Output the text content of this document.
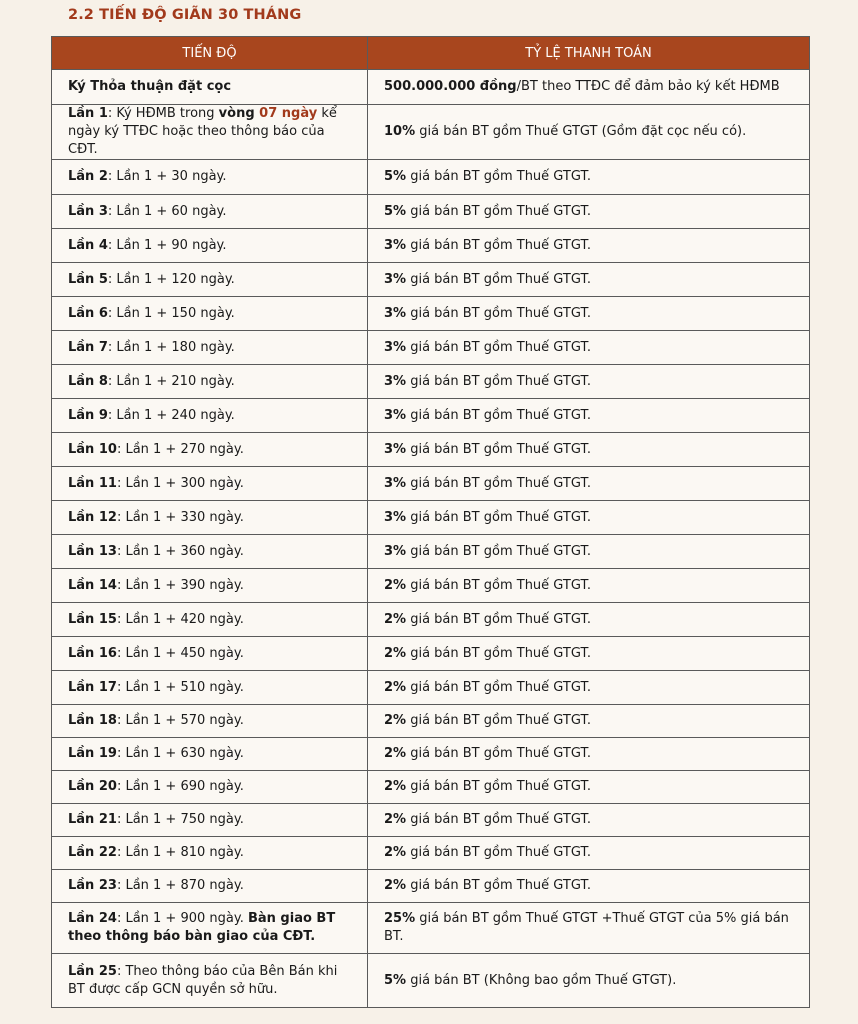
2.2 TIẾN ĐỘ GIÃN 30 THÁNG
TIẾN ĐỘ	TỶ LỆ THANH TOÁN
Ký Thỏa thuận đặt cọc	500.000.000 đồng/BT theo TTĐC để đảm bảo ký kết HĐMB
Lần 1: Ký HĐMB trong vòng 07 ngày kể ngày ký TTĐC hoặc theo thông báo của CĐT.	10% giá bán BT gồm Thuế GTGT (Gồm đặt cọc nếu có).
Lần 2: Lần 1 + 30 ngày.	5% giá bán BT gồm Thuế GTGT.
Lần 3: Lần 1 + 60 ngày.	5% giá bán BT gồm Thuế GTGT.
Lần 4: Lần 1 + 90 ngày.	3% giá bán BT gồm Thuế GTGT.
Lần 5: Lần 1 + 120 ngày.	3% giá bán BT gồm Thuế GTGT.
Lần 6: Lần 1 + 150 ngày.	3% giá bán BT gồm Thuế GTGT.
Lần 7: Lần 1 + 180 ngày.	3% giá bán BT gồm Thuế GTGT.
Lần 8: Lần 1 + 210 ngày.	3% giá bán BT gồm Thuế GTGT.
Lần 9: Lần 1 + 240 ngày.	3% giá bán BT gồm Thuế GTGT.
Lần 10: Lần 1 + 270 ngày.	3% giá bán BT gồm Thuế GTGT.
Lần 11: Lần 1 + 300 ngày.	3% giá bán BT gồm Thuế GTGT.
Lần 12: Lần 1 + 330 ngày.	3% giá bán BT gồm Thuế GTGT.
Lần 13: Lần 1 + 360 ngày.	3% giá bán BT gồm Thuế GTGT.
Lần 14: Lần 1 + 390 ngày.	2% giá bán BT gồm Thuế GTGT.
Lần 15: Lần 1 + 420 ngày.	2% giá bán BT gồm Thuế GTGT.
Lần 16: Lần 1 + 450 ngày.	2% giá bán BT gồm Thuế GTGT.
Lần 17: Lần 1 + 510 ngày.	2% giá bán BT gồm Thuế GTGT.
Lần 18: Lần 1 + 570 ngày.	2% giá bán BT gồm Thuế GTGT.
Lần 19: Lần 1 + 630 ngày.	2% giá bán BT gồm Thuế GTGT.
Lần 20: Lần 1 + 690 ngày.	2% giá bán BT gồm Thuế GTGT.
Lần 21: Lần 1 + 750 ngày.	2% giá bán BT gồm Thuế GTGT.
Lần 22: Lần 1 + 810 ngày.	2% giá bán BT gồm Thuế GTGT.
Lần 23: Lần 1 + 870 ngày.	2% giá bán BT gồm Thuế GTGT.
Lần 24: Lần 1 + 900 ngày. Bàn giao BT theo thông báo bàn giao của CĐT.	25% giá bán BT gồm Thuế GTGT +Thuế GTGT của 5% giá bán BT.
Lần 25: Theo thông báo của Bên Bán khi BT được cấp GCN quyền sở hữu.	5% giá bán BT (Không bao gồm Thuế GTGT).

■ ■ ■ ■ ■

**STATED PROBLEM**
Leaving all pictures aside, quote each record exactly.

**SOLUTION TO THIS EXERCISE**
Output the text content of this document.
2.2 TIẾN ĐỘ GIÃN 30 THÁNG
TIẾN ĐỘ	TỶ LỆ THANH TOÁN
Ký Thỏa thuận đặt cọc	500.000.000 đồng/BT theo TTĐC để đảm bảo ký kết HĐMB
Lần 1: Ký HĐMB trong vòng 07 ngày kể ngày ký TTĐC hoặc theo thông báo của CĐT.	10% giá bán BT gồm Thuế GTGT (Gồm đặt cọc nếu có).
Lần 2: Lần 1 + 30 ngày.	5% giá bán BT gồm Thuế GTGT.
Lần 3: Lần 1 + 60 ngày.	5% giá bán BT gồm Thuế GTGT.
Lần 4: Lần 1 + 90 ngày.	3% giá bán BT gồm Thuế GTGT.
Lần 5: Lần 1 + 120 ngày.	3% giá bán BT gồm Thuế GTGT.
Lần 6: Lần 1 + 150 ngày.	3% giá bán BT gồm Thuế GTGT.
Lần 7: Lần 1 + 180 ngày.	3% giá bán BT gồm Thuế GTGT.
Lần 8: Lần 1 + 210 ngày.	3% giá bán BT gồm Thuế GTGT.
Lần 9: Lần 1 + 240 ngày.	3% giá bán BT gồm Thuế GTGT.
Lần 10: Lần 1 + 270 ngày.	3% giá bán BT gồm Thuế GTGT.
Lần 11: Lần 1 + 300 ngày.	3% giá bán BT gồm Thuế GTGT.
Lần 12: Lần 1 + 330 ngày.	3% giá bán BT gồm Thuế GTGT.
Lần 13: Lần 1 + 360 ngày.	3% giá bán BT gồm Thuế GTGT.
Lần 14: Lần 1 + 390 ngày.	2% giá bán BT gồm Thuế GTGT.
Lần 15: Lần 1 + 420 ngày.	2% giá bán BT gồm Thuế GTGT.
Lần 16: Lần 1 + 450 ngày.	2% giá bán BT gồm Thuế GTGT.
Lần 17: Lần 1 + 510 ngày.	2% giá bán BT gồm Thuế GTGT.
Lần 18: Lần 1 + 570 ngày.	2% giá bán BT gồm Thuế GTGT.
Lần 19: Lần 1 + 630 ngày.	2% giá bán BT gồm Thuế GTGT.
Lần 20: Lần 1 + 690 ngày.	2% giá bán BT gồm Thuế GTGT.
Lần 21: Lần 1 + 750 ngày.	2% giá bán BT gồm Thuế GTGT.
Lần 22: Lần 1 + 810 ngày.	2% giá bán BT gồm Thuế GTGT.
Lần 23: Lần 1 + 870 ngày.	2% giá bán BT gồm Thuế GTGT.
Lần 24: Lần 1 + 900 ngày. Bàn giao BT theo thông báo bàn giao của CĐT.	25% giá bán BT gồm Thuế GTGT +Thuế GTGT của 5% giá bán BT.
Lần 25: Theo thông báo của Bên Bán khi BT được cấp GCN quyền sở hữu.	5% giá bán BT (Không bao gồm Thuế GTGT).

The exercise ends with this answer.